Dataset items
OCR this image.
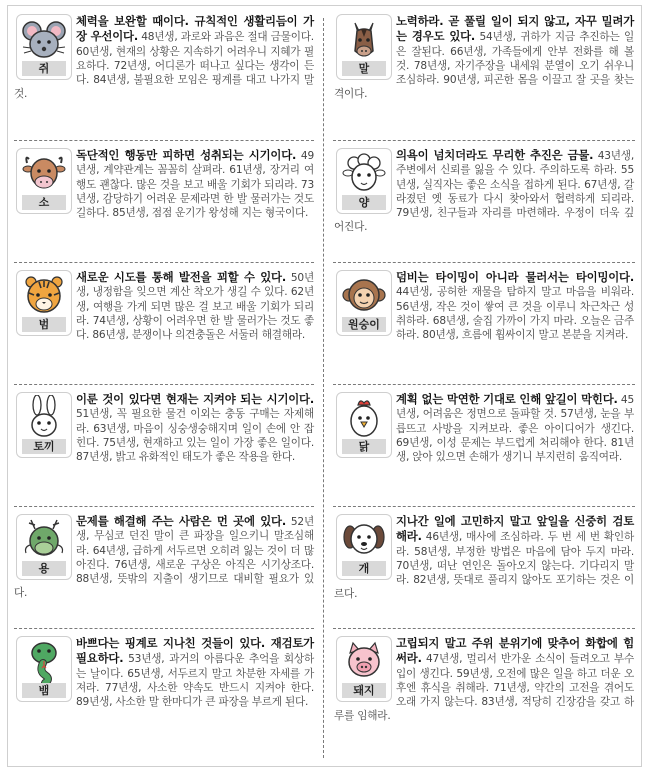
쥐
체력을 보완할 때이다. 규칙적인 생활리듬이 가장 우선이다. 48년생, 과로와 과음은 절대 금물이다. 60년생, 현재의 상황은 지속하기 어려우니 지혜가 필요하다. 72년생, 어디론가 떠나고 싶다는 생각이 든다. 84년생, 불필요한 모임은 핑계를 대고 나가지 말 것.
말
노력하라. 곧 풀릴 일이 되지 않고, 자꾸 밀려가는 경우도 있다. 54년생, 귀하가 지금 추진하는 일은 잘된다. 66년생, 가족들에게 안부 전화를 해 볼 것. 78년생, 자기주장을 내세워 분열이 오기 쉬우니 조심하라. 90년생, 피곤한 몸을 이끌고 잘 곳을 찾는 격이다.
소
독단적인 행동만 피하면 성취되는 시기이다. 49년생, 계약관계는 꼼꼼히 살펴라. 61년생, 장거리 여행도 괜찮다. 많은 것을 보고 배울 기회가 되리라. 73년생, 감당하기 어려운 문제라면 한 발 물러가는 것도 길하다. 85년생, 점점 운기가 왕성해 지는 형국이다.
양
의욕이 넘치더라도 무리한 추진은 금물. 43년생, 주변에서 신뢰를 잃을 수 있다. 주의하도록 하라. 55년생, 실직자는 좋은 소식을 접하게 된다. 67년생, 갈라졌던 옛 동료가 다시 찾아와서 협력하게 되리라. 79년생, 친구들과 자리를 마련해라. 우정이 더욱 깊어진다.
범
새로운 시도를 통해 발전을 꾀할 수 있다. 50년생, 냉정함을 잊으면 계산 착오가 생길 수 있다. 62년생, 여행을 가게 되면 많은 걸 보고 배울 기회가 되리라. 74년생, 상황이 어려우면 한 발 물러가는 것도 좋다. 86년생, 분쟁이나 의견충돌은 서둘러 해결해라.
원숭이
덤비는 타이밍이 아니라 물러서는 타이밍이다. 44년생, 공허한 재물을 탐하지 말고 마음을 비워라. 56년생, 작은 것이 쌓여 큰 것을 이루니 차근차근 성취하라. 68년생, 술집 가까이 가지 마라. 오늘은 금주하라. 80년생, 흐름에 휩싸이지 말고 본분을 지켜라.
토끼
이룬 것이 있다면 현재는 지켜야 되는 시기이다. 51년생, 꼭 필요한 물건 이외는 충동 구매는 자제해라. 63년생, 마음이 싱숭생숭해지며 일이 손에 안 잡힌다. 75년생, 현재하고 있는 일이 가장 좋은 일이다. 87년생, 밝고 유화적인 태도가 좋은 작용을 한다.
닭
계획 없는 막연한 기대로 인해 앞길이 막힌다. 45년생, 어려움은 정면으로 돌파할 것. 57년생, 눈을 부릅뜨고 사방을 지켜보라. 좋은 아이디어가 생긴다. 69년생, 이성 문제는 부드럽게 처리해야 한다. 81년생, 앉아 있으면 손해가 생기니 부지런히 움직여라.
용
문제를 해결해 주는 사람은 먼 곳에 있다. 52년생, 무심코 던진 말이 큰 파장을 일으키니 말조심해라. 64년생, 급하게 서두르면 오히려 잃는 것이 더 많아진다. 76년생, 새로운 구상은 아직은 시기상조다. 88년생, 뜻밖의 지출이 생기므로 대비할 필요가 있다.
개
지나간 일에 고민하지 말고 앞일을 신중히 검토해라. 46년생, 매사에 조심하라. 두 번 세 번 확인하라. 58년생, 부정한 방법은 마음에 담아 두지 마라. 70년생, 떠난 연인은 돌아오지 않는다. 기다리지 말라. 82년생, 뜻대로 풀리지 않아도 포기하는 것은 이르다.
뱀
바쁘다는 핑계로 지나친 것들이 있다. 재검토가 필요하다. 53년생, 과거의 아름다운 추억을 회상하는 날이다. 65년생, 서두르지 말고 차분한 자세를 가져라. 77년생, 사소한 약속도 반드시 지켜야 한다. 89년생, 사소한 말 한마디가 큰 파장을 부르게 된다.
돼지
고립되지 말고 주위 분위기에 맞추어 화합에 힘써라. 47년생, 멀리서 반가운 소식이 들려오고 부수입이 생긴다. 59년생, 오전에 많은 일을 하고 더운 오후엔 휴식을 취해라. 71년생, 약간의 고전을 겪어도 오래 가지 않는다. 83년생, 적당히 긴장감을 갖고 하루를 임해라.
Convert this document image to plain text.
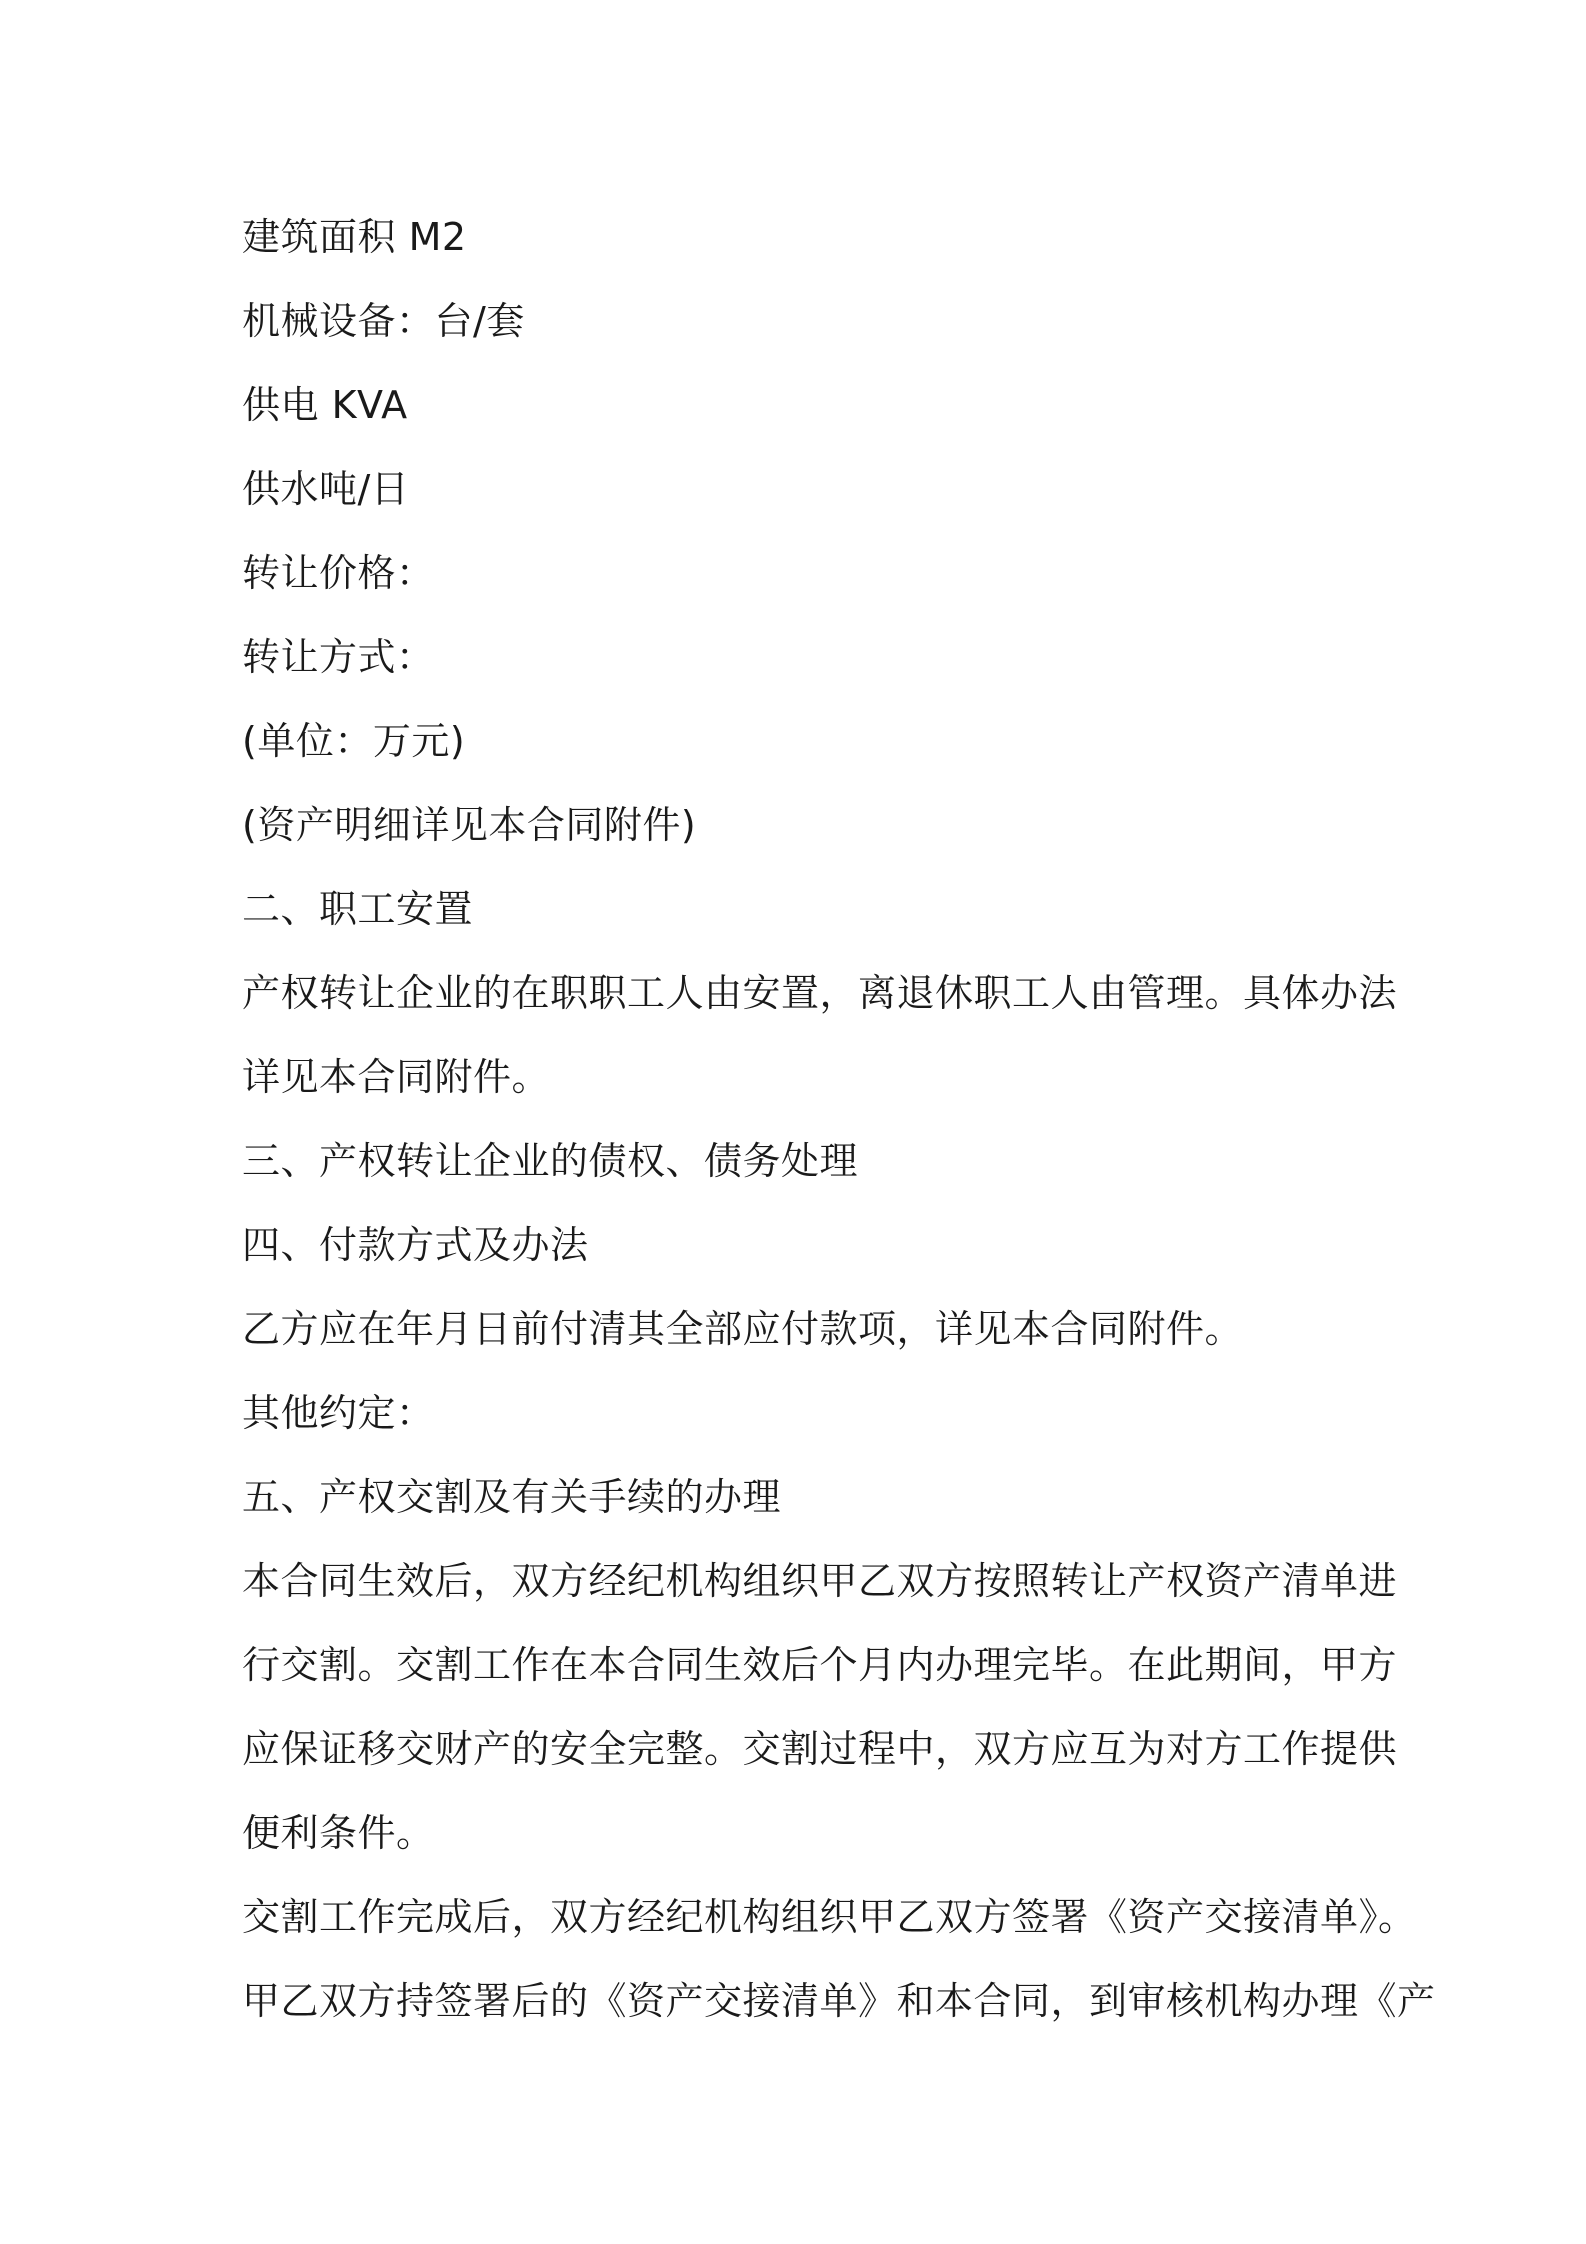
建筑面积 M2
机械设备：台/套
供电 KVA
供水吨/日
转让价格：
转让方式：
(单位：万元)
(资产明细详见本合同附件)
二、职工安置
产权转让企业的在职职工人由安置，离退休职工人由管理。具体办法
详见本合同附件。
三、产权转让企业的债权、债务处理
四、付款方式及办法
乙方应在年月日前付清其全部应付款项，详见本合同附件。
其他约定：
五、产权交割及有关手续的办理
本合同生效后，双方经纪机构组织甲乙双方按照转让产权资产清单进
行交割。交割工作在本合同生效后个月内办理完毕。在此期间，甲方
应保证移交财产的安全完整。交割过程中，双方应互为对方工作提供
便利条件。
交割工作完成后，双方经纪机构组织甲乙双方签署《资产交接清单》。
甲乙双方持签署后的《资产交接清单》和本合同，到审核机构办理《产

◆ What you will do
From the data above, work out how many lines hold "this". Answer with the number alone.

◆ The result
2